>> START Input for this task

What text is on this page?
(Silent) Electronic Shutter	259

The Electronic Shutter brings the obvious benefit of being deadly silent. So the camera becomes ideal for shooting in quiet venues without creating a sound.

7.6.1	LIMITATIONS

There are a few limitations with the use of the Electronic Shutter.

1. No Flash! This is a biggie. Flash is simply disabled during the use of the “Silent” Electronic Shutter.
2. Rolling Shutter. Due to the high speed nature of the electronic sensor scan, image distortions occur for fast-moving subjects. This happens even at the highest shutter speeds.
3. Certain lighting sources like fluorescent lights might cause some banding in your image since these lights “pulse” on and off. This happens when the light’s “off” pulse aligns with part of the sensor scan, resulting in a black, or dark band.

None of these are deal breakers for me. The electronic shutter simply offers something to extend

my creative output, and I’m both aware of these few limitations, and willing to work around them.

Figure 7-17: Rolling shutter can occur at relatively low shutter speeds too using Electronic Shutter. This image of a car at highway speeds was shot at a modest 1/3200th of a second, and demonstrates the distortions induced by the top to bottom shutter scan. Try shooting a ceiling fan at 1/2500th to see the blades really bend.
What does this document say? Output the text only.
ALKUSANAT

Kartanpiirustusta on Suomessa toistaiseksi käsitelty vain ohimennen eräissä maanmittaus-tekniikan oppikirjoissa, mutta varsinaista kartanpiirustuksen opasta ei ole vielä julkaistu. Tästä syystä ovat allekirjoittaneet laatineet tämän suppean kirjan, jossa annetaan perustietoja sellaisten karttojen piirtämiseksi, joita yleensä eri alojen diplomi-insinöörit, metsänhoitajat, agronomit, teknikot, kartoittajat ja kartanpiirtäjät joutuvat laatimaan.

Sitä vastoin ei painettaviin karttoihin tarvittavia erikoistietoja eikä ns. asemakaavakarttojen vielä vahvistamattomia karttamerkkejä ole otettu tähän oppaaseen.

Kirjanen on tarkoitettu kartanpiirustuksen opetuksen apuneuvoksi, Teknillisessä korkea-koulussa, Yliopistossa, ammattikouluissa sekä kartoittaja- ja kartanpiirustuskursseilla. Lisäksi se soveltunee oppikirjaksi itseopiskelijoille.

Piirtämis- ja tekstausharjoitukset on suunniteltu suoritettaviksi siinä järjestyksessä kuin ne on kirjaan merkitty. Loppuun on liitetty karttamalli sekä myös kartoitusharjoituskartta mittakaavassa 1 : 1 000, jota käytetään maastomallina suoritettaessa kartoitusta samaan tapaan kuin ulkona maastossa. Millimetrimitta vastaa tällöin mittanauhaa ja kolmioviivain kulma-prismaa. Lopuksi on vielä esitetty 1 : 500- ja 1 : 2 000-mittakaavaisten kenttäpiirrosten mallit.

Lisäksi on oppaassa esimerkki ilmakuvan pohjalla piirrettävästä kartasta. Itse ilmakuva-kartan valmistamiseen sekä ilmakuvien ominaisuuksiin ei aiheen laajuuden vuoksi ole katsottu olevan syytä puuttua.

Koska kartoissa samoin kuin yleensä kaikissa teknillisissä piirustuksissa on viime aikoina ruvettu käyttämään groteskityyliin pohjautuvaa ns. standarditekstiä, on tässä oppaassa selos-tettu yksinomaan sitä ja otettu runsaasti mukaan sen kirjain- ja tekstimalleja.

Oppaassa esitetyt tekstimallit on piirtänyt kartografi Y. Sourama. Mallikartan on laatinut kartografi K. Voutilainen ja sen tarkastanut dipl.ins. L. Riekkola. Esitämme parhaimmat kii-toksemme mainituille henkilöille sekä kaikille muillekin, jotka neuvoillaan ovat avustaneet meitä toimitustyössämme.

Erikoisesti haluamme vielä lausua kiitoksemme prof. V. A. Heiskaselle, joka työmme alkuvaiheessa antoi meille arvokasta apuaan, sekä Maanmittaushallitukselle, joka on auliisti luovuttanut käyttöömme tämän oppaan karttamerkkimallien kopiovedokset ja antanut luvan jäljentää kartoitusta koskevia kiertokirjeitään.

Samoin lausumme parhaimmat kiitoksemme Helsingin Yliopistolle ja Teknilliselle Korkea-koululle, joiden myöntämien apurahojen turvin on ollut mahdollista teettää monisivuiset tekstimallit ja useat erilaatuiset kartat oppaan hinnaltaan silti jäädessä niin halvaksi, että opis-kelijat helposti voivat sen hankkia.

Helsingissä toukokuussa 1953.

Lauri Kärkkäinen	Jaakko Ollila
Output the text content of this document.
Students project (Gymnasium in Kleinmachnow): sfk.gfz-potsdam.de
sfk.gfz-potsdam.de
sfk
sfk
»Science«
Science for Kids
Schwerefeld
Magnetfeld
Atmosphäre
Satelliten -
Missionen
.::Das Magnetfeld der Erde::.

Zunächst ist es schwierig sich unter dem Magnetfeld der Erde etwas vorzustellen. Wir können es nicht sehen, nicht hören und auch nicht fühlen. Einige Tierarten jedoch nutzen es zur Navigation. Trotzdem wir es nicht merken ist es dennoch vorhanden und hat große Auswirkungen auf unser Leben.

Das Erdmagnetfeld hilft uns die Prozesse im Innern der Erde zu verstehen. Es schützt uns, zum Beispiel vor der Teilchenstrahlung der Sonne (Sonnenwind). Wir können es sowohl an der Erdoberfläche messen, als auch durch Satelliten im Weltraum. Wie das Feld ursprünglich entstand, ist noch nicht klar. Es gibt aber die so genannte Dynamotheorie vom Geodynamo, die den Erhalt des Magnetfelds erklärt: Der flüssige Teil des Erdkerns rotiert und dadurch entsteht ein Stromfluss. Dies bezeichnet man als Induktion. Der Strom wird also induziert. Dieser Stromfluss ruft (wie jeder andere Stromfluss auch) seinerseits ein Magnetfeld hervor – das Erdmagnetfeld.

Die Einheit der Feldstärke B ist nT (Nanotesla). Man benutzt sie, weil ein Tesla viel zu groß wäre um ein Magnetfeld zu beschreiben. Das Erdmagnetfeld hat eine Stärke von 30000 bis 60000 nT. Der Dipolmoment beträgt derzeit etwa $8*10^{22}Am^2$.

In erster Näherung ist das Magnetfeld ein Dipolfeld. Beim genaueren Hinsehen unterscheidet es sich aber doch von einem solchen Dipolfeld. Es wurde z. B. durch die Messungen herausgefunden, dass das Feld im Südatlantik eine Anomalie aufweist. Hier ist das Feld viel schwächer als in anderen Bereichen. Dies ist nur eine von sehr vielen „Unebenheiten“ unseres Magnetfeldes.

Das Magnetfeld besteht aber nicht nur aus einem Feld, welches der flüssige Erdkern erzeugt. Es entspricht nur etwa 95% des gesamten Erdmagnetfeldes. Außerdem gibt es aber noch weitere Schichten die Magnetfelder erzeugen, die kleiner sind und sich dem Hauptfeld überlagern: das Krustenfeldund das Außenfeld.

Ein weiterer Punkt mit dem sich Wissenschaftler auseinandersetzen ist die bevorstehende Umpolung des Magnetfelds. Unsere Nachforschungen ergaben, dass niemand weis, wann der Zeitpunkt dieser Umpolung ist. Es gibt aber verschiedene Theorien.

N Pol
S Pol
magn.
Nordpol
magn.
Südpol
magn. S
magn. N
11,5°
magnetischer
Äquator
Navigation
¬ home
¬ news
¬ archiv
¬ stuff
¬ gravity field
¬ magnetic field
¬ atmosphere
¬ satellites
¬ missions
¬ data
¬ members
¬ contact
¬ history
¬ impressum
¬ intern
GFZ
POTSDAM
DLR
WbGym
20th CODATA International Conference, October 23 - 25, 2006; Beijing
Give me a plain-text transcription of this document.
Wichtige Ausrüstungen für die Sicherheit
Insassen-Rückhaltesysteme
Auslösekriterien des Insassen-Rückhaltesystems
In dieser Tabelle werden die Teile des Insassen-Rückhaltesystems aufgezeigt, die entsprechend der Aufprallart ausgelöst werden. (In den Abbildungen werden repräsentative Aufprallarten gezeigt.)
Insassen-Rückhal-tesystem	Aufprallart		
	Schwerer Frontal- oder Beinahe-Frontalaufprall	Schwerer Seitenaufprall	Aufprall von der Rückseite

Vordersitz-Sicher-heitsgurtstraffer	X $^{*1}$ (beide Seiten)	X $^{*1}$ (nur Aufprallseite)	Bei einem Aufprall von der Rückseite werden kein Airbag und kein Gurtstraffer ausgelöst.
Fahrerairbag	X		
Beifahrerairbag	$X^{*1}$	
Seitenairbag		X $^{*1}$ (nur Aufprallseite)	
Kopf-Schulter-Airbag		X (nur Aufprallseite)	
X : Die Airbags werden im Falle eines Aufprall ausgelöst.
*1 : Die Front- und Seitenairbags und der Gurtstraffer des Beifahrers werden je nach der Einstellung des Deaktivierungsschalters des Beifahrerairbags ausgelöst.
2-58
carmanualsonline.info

>> END Input for this task

■ **Exercise directions**
Pick out every line holding the string "aber" and return it.

■ **Reply to the exercise**
Das Erdmagnetfeld hilft uns die Prozesse im Innern der Erde zu verstehen. Es schützt uns, zum Beispiel vor der Teilchenstrahlung der Sonne (Sonnenwind). Wir können es sowohl an der Erdoberfläche messen, als auch durch Satelliten im Weltraum. Wie das Feld ursprünglich entstand, ist noch nicht klar. Es gibt aber die so genannte Dynamotheorie vom Geodynamo, die den Erhalt des Magnetfelds erklärt: Der flüssige Teil des Erdkerns rotiert und dadurch entsteht ein Stromfluss. Dies bezeichnet man als Induktion. Der Strom wird also induziert. Dieser Stromfluss ruft (wie jeder andere Stromfluss auch) seinerseits ein Magnetfeld hervor – das Erdmagnetfeld.
In erster Näherung ist das Magnetfeld ein Dipolfeld. Beim genaueren Hinsehen unterscheidet es sich aber doch von einem solchen Dipolfeld. Es wurde z. B. durch die Messungen herausgefunden, dass das Feld im Südatlantik eine Anomalie aufweist. Hier ist das Feld viel schwächer als in anderen Bereichen. Dies ist nur eine von sehr vielen „Unebenheiten“ unseres Magnetfeldes.
Das Magnetfeld besteht aber nicht nur aus einem Feld, welches der flüssige Erdkern erzeugt. Es entspricht nur etwa 95% des gesamten Erdmagnetfeldes. Außerdem gibt es aber noch weitere Schichten die Magnetfelder erzeugen, die kleiner sind und sich dem Hauptfeld überlagern: das Krustenfeldund das Außenfeld.
Ein weiterer Punkt mit dem sich Wissenschaftler auseinandersetzen ist die bevorstehende Umpolung des Magnetfelds. Unsere Nachforschungen ergaben, dass niemand weis, wann der Zeitpunkt dieser Umpolung ist. Es gibt aber verschiedene Theorien.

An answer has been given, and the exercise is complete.